PROBLEM STATEMENT ▸ Report only the number of lines in the records that contain the word "orbits".

DATA SECTION ▸
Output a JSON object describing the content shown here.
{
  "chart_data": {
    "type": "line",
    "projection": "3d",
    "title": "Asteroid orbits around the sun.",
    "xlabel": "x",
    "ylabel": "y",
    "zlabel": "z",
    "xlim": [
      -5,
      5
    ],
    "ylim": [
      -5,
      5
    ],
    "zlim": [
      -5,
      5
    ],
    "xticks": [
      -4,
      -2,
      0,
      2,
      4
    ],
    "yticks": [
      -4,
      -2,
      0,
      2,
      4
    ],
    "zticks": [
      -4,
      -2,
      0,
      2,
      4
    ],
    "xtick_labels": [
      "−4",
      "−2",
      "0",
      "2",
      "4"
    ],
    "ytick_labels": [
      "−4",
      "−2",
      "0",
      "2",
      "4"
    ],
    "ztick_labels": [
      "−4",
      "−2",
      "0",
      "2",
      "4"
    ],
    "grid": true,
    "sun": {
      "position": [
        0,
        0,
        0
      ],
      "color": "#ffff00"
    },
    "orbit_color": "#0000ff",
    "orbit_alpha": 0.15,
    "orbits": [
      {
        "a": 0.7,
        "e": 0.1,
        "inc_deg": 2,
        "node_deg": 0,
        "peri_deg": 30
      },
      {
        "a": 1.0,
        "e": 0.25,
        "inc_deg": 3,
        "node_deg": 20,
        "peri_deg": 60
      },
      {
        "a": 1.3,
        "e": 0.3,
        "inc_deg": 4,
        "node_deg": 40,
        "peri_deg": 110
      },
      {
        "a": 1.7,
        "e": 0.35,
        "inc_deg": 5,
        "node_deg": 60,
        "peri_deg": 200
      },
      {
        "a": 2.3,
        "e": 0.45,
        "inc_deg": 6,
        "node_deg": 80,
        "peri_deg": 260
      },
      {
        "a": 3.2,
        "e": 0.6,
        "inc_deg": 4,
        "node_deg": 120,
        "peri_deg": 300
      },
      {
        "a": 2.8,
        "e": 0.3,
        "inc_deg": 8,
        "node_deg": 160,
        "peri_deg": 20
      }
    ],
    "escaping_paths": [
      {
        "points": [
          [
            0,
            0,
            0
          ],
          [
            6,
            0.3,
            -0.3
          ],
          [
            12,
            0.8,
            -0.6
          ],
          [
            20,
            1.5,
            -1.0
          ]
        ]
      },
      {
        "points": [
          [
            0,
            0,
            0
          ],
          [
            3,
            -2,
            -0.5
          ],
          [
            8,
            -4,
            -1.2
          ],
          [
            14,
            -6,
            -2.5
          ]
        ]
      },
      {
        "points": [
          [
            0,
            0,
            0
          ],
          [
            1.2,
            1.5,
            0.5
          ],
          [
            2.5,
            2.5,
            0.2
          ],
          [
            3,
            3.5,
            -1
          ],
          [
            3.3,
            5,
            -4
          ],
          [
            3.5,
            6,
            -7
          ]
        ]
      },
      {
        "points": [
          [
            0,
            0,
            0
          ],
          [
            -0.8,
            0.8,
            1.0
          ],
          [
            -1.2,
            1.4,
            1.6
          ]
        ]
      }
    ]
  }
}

SOLUTION TO THIS EXERCISE ▸ 2